STATED EXERCISE » Read the entries below and pull out each line with the string "color".

## Start RECORDS PROVIDED

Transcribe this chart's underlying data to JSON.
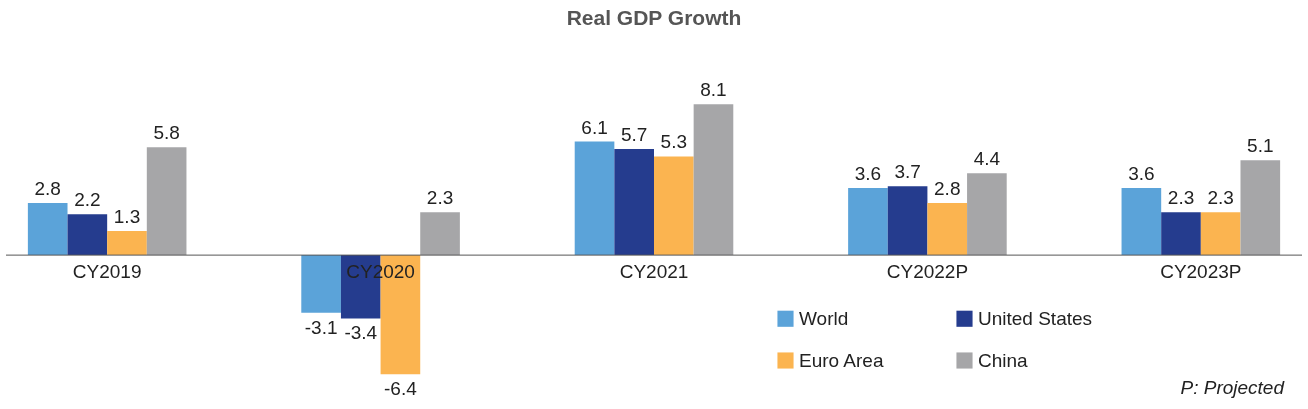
{
  "chart_data": {
    "type": "bar",
    "title": "Real GDP Growth",
    "categories": [
      "CY2019",
      "CY2020",
      "CY2021",
      "CY2022P",
      "CY2023P"
    ],
    "series": [
      {
        "name": "World",
        "color": "#5ba3d9",
        "values": [
          2.8,
          -3.1,
          6.1,
          3.6,
          3.6
        ]
      },
      {
        "name": "United States",
        "color": "#253c8e",
        "values": [
          2.2,
          -3.4,
          5.7,
          3.7,
          2.3
        ]
      },
      {
        "name": "Euro Area",
        "color": "#fbb450",
        "values": [
          1.3,
          -6.4,
          5.3,
          2.8,
          2.3
        ]
      },
      {
        "name": "China",
        "color": "#a6a6a8",
        "values": [
          5.8,
          2.3,
          8.1,
          4.4,
          5.1
        ]
      }
    ],
    "data_labels": true,
    "legend": "bottom right",
    "grid": false,
    "annotations": [
      "P: Projected"
    ]
  }
}
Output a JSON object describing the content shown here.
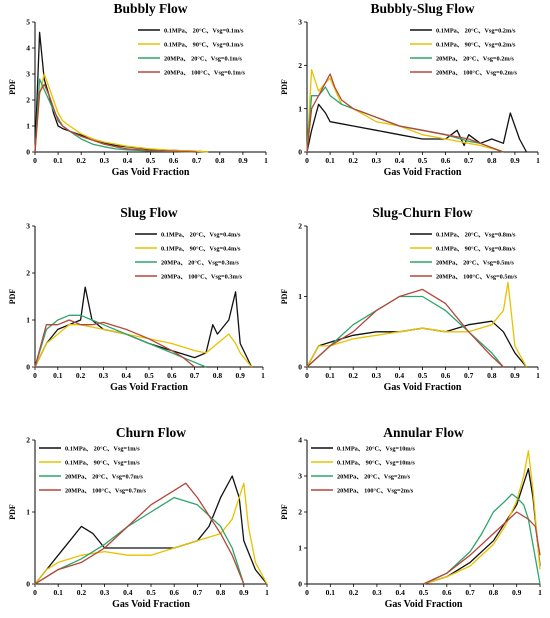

## End RECORDS PROVIDED

EXERCISE RESULT »
        "color": "#5ba3d9",
        "color": "#253c8e",
        "color": "#fbb450",
        "color": "#a6a6a8",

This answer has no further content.